Find the lines holding the string "this" in the data, then copy all of them.

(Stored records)
◆ ◆ ◆ ◆ ◆ ◆ ◆

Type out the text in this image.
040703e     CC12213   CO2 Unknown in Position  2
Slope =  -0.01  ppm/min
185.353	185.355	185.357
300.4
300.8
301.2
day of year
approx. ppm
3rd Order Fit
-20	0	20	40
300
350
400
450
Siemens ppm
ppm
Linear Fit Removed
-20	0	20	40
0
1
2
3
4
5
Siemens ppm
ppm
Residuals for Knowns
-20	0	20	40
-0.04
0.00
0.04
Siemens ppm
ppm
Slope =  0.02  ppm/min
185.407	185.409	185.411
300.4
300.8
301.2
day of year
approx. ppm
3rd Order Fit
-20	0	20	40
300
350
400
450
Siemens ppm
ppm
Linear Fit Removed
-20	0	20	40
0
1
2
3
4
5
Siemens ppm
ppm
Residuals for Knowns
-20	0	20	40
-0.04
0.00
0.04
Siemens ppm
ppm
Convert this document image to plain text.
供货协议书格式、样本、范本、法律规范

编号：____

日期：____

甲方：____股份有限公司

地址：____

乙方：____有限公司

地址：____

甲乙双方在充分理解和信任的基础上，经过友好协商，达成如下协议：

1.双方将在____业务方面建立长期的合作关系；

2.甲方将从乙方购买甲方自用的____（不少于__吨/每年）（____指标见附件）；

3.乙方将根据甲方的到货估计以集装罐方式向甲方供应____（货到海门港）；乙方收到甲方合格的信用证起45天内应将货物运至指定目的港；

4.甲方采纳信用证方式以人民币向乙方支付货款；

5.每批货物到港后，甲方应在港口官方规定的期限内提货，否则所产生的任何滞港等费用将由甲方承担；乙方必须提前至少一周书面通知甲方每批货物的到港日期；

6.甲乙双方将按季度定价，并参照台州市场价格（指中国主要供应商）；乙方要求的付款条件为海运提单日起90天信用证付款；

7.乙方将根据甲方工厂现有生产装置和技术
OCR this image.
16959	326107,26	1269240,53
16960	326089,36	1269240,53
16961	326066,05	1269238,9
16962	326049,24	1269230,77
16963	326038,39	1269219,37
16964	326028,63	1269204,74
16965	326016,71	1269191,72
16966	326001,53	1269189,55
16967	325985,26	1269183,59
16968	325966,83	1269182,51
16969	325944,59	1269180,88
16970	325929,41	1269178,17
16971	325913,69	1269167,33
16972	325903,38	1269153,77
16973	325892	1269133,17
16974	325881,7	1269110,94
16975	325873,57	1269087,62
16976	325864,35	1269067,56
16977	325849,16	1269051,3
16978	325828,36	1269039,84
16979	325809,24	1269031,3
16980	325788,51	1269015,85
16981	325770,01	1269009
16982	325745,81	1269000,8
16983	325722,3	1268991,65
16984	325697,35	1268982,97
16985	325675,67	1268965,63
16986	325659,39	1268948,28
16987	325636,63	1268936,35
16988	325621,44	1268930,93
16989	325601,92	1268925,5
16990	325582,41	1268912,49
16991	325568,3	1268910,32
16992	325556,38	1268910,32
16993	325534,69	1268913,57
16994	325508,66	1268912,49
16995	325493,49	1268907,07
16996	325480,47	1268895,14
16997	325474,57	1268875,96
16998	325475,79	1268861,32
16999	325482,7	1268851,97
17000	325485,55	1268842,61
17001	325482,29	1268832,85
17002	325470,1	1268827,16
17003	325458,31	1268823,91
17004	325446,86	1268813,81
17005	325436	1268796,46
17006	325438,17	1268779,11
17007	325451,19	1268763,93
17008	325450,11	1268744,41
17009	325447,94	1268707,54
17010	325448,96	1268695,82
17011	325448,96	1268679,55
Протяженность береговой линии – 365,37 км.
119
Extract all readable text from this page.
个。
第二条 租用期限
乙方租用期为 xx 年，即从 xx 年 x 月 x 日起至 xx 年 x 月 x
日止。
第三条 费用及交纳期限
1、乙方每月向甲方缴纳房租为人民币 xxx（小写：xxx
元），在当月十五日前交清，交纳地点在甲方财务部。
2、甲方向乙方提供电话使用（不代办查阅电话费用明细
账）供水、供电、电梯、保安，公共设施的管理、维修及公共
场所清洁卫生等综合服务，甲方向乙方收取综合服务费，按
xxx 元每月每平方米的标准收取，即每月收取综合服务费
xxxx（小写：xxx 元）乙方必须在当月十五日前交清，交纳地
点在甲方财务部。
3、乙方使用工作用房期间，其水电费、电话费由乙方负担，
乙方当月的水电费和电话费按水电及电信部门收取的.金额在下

◆ ◆ ◆ ◆ ◆ ◆ ◆

EXERCISE SOLUTION:
Type out the text in this image.
Convert this document image to plain text.
OCR this image.
Extract all readable text from this page.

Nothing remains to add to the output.